The problem
Search the material for "Loss" and show all lines that contain it.

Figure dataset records

********

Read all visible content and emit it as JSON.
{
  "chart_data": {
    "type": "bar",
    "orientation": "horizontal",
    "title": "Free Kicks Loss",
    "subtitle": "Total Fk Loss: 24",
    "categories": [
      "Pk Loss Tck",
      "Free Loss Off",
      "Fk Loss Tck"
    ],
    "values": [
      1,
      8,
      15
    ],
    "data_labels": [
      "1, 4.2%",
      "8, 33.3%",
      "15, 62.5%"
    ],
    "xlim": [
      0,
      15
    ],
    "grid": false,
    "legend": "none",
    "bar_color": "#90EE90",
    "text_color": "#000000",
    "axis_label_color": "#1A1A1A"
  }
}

********

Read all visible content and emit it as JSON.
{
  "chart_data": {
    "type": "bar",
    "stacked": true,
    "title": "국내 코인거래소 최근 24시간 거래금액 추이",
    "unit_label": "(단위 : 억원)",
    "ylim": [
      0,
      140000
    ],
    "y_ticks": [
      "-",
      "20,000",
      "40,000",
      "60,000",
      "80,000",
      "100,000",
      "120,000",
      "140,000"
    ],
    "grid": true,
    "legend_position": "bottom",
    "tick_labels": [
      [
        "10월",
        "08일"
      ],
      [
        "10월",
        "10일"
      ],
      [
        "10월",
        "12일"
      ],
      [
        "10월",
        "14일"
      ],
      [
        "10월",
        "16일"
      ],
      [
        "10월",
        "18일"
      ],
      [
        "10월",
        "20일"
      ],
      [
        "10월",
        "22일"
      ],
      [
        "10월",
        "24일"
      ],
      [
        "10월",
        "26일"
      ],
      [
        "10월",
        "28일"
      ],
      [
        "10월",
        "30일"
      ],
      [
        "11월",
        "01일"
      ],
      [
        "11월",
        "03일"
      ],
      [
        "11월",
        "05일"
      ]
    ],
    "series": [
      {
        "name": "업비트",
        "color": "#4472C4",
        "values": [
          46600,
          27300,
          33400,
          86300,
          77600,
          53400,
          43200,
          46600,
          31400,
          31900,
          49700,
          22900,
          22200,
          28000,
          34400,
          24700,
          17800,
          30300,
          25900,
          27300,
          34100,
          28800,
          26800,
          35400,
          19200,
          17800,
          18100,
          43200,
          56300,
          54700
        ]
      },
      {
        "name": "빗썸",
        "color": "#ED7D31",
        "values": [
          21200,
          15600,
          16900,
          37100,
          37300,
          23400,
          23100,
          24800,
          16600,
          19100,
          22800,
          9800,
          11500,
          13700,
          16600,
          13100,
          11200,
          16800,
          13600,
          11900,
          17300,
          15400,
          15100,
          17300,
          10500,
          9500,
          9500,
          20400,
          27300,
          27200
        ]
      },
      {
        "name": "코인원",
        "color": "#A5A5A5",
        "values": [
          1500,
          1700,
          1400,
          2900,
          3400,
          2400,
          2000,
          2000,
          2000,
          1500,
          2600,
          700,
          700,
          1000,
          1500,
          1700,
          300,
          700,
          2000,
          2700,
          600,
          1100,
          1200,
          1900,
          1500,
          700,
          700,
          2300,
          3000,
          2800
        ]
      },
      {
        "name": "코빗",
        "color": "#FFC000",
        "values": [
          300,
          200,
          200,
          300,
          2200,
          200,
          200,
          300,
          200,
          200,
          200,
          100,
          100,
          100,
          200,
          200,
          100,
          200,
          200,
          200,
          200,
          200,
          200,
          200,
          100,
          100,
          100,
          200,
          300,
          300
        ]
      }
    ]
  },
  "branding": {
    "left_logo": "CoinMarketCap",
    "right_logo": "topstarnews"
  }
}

********

Exercise result
    "title": "Free Kicks Loss",
    "subtitle": "Total Fk Loss: 24",
      "Pk Loss Tck",
      "Free Loss Off",
      "Fk Loss Tck"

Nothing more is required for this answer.